## What this task involves
Tally each line where the word "branches" occurs, then give only the total.

## Data extract
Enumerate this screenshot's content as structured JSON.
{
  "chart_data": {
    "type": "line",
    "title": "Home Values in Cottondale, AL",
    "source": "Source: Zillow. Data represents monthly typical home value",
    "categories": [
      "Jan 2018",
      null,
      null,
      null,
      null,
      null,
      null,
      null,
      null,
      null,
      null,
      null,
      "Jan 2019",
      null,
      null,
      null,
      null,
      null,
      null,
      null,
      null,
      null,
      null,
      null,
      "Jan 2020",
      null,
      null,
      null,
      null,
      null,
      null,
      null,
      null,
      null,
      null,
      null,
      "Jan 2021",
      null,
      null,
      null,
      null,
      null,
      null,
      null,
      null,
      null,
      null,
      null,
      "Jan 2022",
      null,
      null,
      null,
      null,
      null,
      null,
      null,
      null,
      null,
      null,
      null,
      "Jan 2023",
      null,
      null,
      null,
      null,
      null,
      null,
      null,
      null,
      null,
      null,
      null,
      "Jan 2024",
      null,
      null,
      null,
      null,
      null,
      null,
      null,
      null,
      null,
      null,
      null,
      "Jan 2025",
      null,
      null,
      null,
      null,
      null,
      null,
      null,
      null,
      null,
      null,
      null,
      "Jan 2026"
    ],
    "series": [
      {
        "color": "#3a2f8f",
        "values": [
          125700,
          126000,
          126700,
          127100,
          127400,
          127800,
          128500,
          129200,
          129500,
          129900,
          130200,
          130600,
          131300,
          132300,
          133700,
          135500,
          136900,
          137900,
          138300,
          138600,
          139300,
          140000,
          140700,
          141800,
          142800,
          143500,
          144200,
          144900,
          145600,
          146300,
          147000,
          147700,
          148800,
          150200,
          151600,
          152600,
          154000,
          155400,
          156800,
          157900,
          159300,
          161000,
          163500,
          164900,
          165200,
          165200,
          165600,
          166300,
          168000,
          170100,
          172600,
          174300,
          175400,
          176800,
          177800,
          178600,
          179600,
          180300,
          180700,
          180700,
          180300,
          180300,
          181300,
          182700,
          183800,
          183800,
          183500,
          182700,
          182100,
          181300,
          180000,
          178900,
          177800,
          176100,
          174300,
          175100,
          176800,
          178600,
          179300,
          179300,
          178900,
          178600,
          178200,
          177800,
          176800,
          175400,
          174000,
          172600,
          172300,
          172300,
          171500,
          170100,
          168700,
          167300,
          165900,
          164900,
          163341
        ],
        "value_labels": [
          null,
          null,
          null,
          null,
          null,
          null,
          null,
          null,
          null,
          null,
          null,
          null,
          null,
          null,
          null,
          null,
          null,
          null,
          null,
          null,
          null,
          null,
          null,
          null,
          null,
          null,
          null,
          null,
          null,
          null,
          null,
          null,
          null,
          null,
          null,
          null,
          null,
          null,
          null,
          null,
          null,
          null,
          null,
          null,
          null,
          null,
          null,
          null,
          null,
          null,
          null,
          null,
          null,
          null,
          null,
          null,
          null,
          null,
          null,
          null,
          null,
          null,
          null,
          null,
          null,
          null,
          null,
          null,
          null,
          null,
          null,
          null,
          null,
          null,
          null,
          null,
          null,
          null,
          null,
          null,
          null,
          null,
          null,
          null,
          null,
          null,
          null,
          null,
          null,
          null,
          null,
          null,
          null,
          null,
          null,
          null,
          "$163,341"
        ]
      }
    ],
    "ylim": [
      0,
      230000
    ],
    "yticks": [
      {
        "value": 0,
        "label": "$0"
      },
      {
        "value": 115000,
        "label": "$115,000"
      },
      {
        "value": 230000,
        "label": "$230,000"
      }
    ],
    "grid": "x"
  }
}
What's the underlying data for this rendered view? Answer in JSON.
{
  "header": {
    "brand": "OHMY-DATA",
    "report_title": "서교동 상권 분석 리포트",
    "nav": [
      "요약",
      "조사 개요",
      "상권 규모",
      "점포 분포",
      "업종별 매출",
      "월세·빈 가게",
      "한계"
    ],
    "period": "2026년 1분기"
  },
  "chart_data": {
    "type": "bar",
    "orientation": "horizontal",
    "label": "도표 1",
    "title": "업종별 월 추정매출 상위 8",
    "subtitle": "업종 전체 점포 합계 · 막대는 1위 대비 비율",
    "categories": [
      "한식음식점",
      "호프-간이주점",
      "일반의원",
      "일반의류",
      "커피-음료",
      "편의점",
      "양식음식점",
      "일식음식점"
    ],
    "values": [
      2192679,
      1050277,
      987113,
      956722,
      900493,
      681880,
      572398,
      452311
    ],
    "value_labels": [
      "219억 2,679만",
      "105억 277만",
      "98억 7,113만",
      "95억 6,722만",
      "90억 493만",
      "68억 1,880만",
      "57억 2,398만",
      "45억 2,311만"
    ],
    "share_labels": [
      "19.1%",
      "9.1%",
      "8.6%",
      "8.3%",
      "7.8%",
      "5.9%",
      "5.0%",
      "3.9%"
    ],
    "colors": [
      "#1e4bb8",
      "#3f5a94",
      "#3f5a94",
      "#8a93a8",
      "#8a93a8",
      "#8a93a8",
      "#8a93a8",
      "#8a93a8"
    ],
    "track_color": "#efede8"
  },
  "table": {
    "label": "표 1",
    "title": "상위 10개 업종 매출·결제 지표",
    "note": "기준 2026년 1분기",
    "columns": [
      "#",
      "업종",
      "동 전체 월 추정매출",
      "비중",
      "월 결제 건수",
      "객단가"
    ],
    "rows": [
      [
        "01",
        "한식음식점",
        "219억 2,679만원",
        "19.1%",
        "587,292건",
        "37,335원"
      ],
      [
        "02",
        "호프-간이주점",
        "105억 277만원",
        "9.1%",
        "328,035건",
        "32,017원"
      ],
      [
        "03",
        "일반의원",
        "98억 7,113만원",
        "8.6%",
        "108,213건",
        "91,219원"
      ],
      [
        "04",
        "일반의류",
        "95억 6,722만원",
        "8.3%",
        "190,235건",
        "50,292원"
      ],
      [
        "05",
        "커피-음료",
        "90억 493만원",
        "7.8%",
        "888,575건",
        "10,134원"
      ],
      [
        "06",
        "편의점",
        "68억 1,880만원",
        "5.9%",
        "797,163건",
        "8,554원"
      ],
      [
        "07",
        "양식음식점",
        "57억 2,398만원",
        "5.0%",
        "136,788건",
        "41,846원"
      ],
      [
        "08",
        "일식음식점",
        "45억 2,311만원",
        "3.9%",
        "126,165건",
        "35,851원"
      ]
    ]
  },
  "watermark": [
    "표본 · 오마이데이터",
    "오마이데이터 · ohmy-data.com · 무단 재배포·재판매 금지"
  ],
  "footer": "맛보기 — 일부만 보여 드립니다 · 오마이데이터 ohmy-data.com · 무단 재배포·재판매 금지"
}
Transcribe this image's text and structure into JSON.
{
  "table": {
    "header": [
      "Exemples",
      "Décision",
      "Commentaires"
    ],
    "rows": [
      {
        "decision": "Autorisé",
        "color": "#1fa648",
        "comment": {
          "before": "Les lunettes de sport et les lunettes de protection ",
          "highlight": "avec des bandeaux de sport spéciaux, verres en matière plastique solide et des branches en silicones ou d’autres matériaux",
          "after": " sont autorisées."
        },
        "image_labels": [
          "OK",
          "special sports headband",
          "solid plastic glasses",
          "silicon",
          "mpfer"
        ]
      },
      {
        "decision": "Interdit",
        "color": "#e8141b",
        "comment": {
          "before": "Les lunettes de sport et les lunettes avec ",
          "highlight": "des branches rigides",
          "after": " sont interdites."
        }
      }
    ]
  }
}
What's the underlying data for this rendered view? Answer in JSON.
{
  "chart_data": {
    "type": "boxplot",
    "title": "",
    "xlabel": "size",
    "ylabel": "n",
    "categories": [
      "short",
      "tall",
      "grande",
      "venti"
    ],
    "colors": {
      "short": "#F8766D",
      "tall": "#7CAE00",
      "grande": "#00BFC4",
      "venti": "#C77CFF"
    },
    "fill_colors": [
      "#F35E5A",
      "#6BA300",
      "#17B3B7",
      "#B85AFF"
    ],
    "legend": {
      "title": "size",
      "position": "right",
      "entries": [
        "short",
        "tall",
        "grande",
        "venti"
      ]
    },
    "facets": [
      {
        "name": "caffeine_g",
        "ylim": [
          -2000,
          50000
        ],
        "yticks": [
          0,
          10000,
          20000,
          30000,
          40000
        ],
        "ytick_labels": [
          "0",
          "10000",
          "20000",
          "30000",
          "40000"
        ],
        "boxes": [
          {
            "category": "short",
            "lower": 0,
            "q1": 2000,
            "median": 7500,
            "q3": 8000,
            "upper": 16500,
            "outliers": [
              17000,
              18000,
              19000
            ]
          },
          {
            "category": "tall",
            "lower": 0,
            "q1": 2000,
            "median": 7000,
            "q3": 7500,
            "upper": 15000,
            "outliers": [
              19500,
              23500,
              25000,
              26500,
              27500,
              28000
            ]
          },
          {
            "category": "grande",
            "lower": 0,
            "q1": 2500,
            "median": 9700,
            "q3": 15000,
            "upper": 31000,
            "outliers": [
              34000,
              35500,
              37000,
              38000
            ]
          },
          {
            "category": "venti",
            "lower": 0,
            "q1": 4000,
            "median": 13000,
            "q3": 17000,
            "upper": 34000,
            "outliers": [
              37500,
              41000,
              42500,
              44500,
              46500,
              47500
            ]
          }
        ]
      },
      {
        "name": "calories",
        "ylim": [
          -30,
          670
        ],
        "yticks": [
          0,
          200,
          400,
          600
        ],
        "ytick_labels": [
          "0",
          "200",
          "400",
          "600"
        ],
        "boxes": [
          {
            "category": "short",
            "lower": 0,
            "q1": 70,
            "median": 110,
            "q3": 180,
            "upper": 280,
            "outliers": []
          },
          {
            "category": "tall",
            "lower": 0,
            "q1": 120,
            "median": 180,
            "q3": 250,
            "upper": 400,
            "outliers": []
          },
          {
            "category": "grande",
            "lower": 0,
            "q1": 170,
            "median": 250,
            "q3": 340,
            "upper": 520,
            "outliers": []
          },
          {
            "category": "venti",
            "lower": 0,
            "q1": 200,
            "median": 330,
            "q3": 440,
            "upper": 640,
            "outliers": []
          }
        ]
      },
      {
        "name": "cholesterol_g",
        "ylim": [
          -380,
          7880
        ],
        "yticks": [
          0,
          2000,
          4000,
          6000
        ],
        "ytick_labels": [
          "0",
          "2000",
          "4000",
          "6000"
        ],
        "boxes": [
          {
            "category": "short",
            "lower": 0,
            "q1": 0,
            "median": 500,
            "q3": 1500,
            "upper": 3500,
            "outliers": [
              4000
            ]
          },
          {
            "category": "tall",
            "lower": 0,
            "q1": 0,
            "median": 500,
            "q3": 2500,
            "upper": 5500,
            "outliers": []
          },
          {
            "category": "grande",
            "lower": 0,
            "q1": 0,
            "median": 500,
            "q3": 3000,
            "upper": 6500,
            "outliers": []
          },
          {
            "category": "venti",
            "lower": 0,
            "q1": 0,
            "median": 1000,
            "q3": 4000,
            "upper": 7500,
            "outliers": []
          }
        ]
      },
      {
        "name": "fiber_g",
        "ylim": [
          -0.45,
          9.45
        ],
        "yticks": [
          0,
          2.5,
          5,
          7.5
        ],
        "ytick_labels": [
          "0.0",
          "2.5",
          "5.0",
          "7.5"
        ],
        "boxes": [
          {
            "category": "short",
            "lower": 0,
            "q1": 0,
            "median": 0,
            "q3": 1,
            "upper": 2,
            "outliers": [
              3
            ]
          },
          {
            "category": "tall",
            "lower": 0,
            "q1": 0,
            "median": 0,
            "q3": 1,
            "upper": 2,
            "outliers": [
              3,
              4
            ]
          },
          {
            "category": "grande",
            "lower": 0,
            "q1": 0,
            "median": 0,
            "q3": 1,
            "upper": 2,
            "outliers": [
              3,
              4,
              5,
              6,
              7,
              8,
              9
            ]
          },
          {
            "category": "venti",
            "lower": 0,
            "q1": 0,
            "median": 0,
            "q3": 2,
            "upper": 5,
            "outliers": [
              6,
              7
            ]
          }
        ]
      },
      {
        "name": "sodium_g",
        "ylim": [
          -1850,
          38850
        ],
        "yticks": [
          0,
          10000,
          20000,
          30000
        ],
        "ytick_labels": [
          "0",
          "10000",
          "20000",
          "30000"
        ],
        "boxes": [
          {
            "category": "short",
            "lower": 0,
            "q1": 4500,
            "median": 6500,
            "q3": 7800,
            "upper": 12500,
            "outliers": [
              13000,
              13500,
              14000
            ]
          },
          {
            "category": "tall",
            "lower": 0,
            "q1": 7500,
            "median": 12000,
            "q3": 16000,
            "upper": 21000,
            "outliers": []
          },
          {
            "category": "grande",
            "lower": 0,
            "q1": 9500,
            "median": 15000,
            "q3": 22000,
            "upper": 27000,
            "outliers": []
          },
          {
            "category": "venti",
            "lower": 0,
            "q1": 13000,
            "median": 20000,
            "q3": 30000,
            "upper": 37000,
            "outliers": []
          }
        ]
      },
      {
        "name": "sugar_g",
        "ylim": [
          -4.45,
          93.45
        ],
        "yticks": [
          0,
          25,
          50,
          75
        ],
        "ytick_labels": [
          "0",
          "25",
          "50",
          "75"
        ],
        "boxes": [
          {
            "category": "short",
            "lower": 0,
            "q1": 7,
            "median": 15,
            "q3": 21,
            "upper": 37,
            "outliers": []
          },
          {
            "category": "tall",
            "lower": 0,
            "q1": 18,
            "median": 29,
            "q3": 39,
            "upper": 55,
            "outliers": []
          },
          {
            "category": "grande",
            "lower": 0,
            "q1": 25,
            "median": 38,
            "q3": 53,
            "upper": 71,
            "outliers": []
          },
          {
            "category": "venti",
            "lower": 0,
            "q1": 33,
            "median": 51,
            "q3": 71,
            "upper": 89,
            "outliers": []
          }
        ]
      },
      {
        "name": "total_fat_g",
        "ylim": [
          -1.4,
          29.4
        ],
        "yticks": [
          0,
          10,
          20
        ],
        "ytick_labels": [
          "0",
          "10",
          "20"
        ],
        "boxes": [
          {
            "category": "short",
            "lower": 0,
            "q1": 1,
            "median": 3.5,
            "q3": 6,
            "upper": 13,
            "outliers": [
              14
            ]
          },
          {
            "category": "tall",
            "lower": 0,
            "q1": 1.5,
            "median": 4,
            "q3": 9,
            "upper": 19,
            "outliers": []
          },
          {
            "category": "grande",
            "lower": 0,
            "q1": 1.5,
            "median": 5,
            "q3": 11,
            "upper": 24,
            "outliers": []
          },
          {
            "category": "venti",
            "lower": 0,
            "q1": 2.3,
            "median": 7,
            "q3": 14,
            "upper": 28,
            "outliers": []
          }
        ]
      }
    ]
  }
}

## Response to the task
2